→ **TASK TO CARRY OUT**: Quote all entries exactly, leaving pictures aside.

Data items:
● ● ● ●

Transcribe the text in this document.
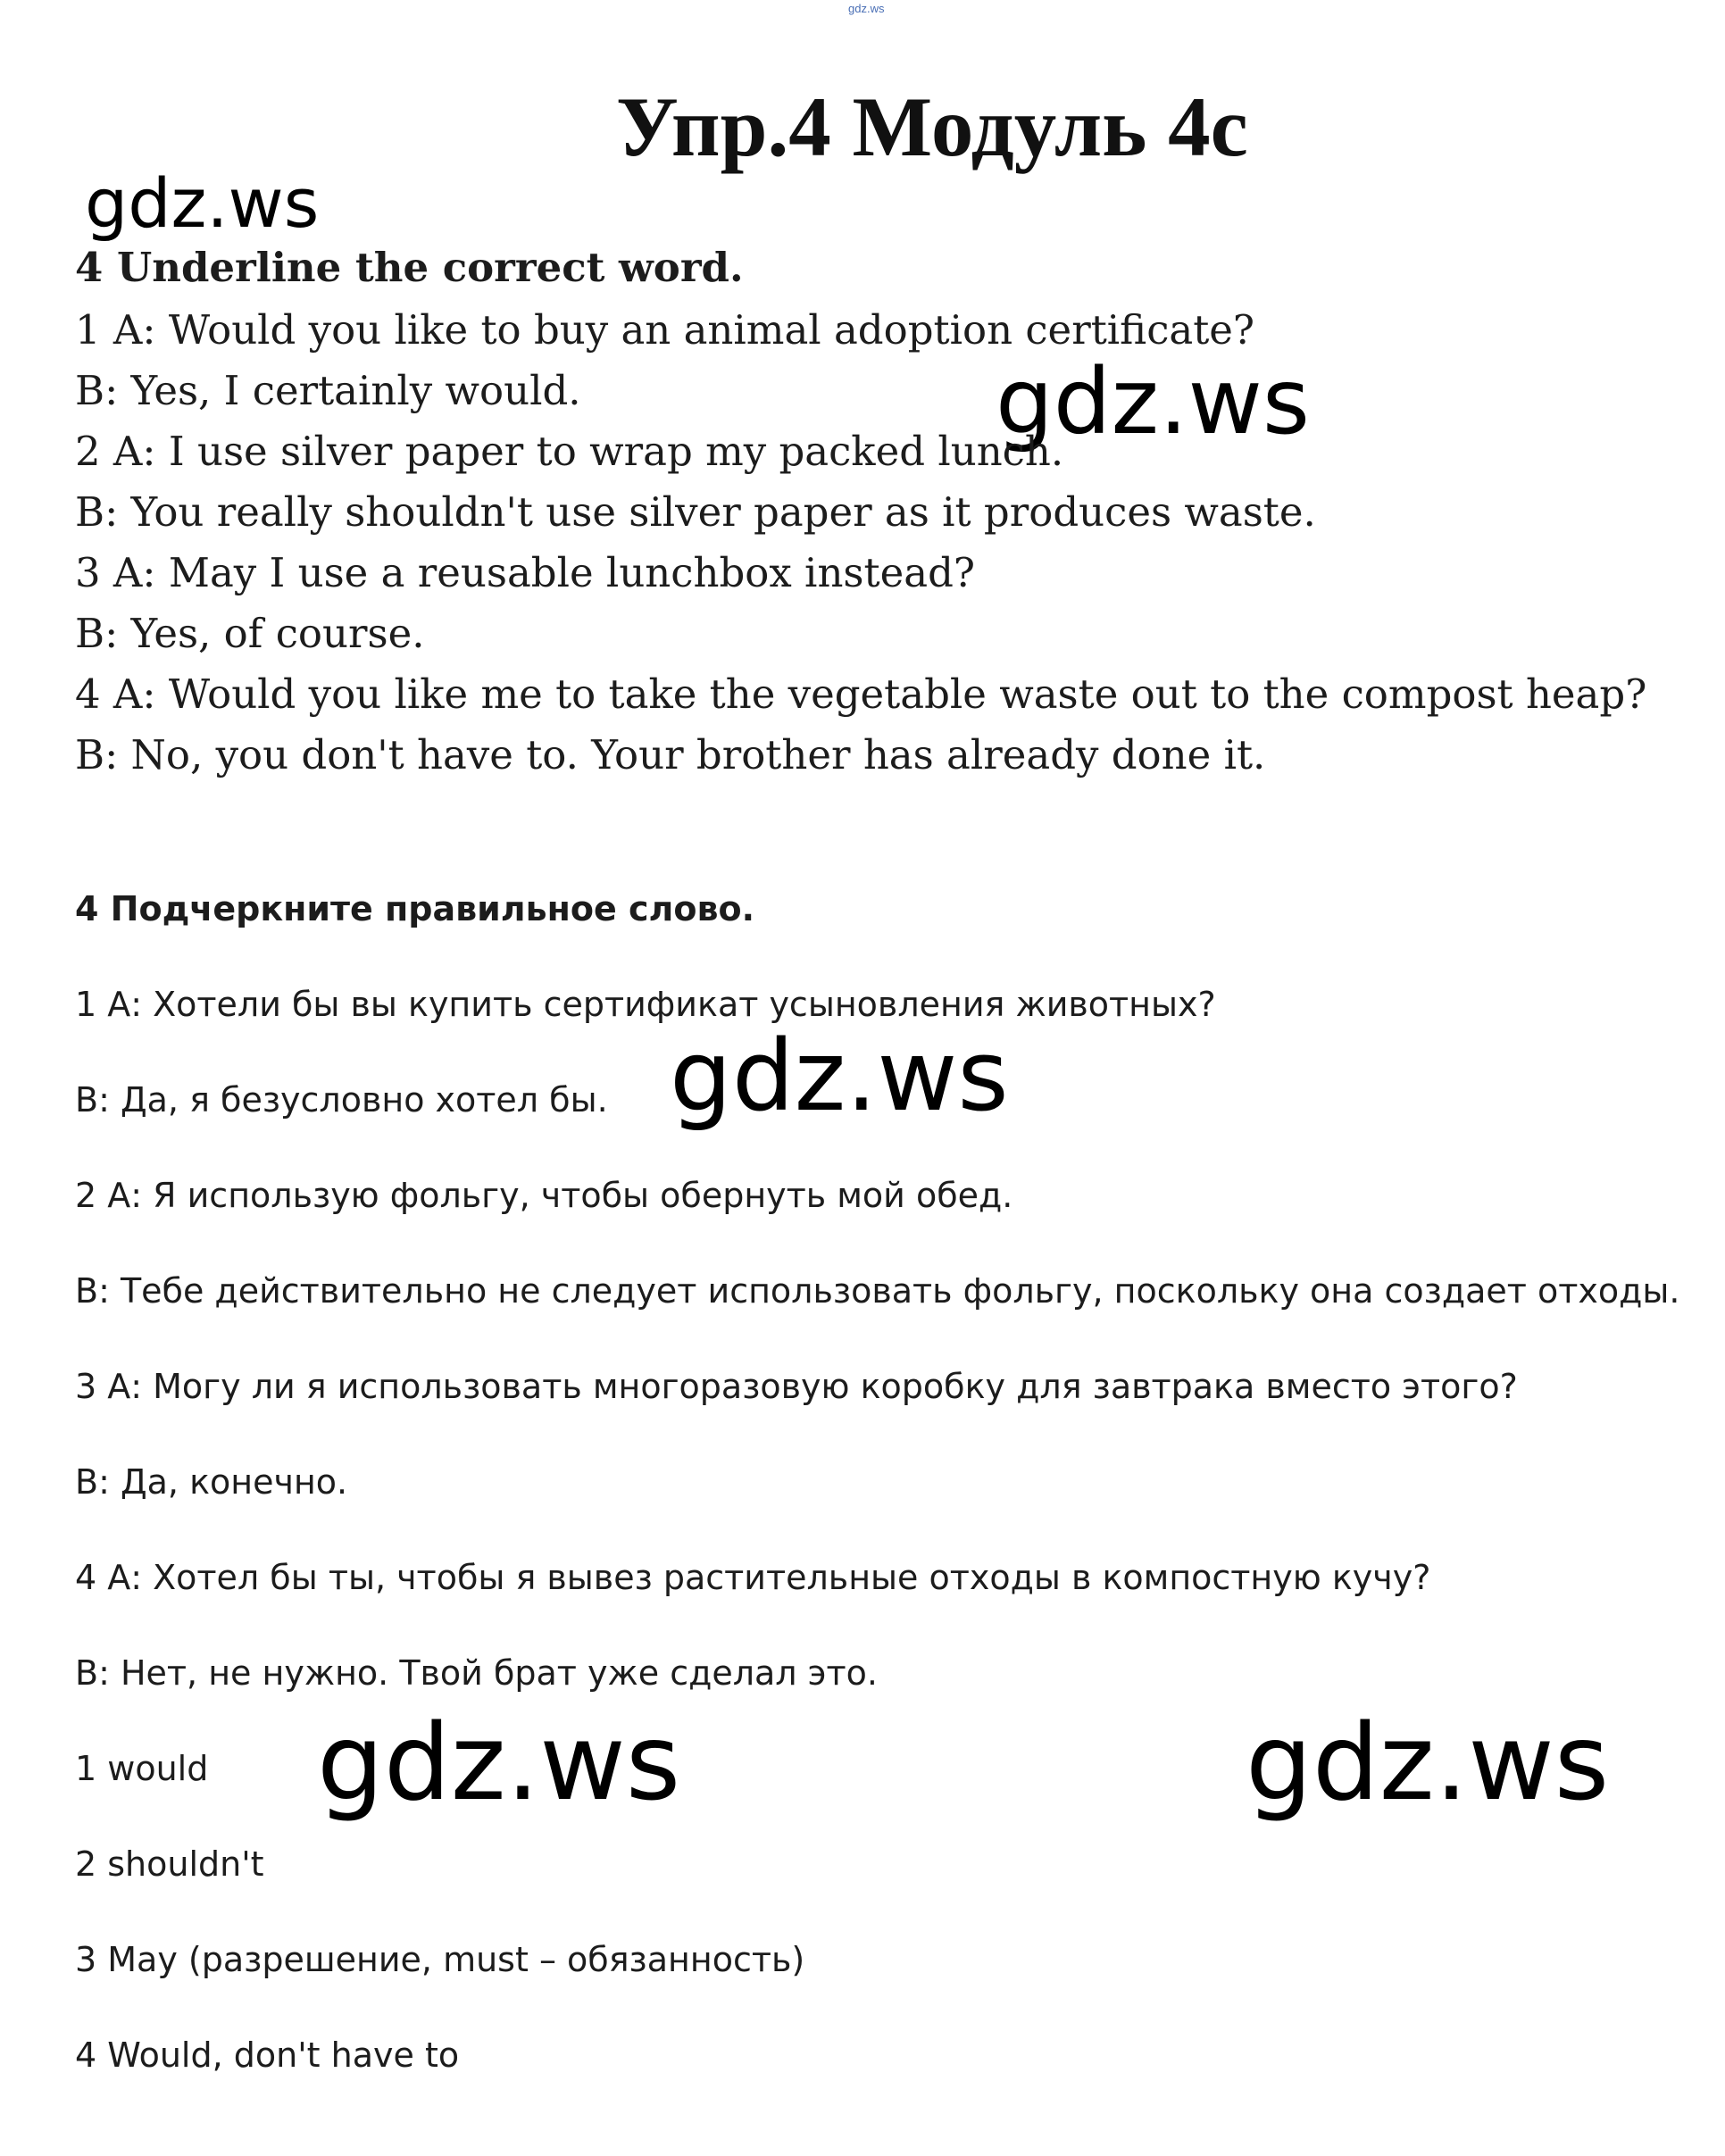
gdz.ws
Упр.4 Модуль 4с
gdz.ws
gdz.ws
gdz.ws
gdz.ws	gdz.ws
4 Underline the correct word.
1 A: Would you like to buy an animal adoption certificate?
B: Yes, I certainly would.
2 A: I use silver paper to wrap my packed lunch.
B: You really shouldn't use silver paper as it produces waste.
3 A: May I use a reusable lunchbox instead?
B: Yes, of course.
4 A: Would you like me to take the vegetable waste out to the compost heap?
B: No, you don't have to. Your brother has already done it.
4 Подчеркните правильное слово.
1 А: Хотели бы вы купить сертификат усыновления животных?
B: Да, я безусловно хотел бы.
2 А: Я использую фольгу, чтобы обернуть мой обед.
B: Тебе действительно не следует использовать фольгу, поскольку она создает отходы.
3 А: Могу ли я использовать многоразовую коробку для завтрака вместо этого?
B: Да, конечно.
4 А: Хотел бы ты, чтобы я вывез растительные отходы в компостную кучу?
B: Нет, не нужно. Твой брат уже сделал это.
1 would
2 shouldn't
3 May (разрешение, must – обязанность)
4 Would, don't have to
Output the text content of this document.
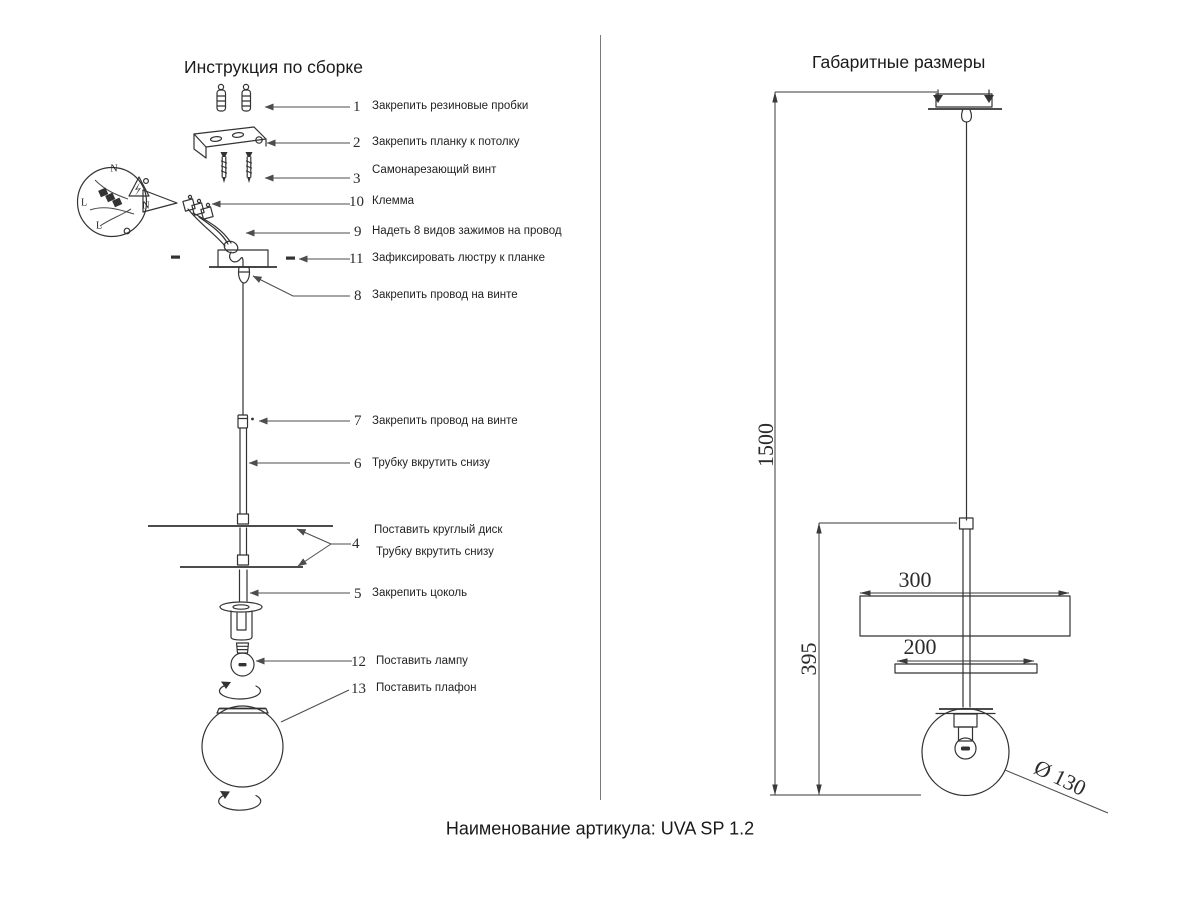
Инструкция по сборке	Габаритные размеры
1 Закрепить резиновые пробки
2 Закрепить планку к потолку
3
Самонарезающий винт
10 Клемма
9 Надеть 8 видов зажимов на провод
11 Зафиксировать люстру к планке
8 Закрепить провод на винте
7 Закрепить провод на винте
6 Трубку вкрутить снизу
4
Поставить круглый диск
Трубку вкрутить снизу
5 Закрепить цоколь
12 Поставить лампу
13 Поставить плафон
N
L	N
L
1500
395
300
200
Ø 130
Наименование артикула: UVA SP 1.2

● ● ● ●

→ **FINISHED ANSWER**:
Transcribe the text in this document.
gdz.ws
Упр.4 Модуль 4с
gdz.ws
gdz.ws
gdz.ws
gdz.ws	gdz.ws
4 Underline the correct word.
1 A: Would you like to buy an animal adoption certificate?
B: Yes, I certainly would.
2 A: I use silver paper to wrap my packed lunch.
B: You really shouldn't use silver paper as it produces waste.
3 A: May I use a reusable lunchbox instead?
B: Yes, of course.
4 A: Would you like me to take the vegetable waste out to the compost heap?
B: No, you don't have to. Your brother has already done it.
4 Подчеркните правильное слово.
1 А: Хотели бы вы купить сертификат усыновления животных?
B: Да, я безусловно хотел бы.
2 А: Я использую фольгу, чтобы обернуть мой обед.
B: Тебе действительно не следует использовать фольгу, поскольку она создает отходы.
3 А: Могу ли я использовать многоразовую коробку для завтрака вместо этого?
B: Да, конечно.
4 А: Хотел бы ты, чтобы я вывез растительные отходы в компостную кучу?
B: Нет, не нужно. Твой брат уже сделал это.
1 would
2 shouldn't
3 May (разрешение, must – обязанность)
4 Would, don't have to
Output the text content of this document.
Инструкция по сборке	Габаритные размеры
1 Закрепить резиновые пробки
2 Закрепить планку к потолку
3
Самонарезающий винт
10 Клемма
9 Надеть 8 видов зажимов на провод
11 Зафиксировать люстру к планке
8 Закрепить провод на винте
7 Закрепить провод на винте
6 Трубку вкрутить снизу
4
Поставить круглый диск
Трубку вкрутить снизу
5 Закрепить цоколь
12 Поставить лампу
13 Поставить плафон
N
L	N
L
1500
395
300
200
Ø 130
Наименование артикула: UVA SP 1.2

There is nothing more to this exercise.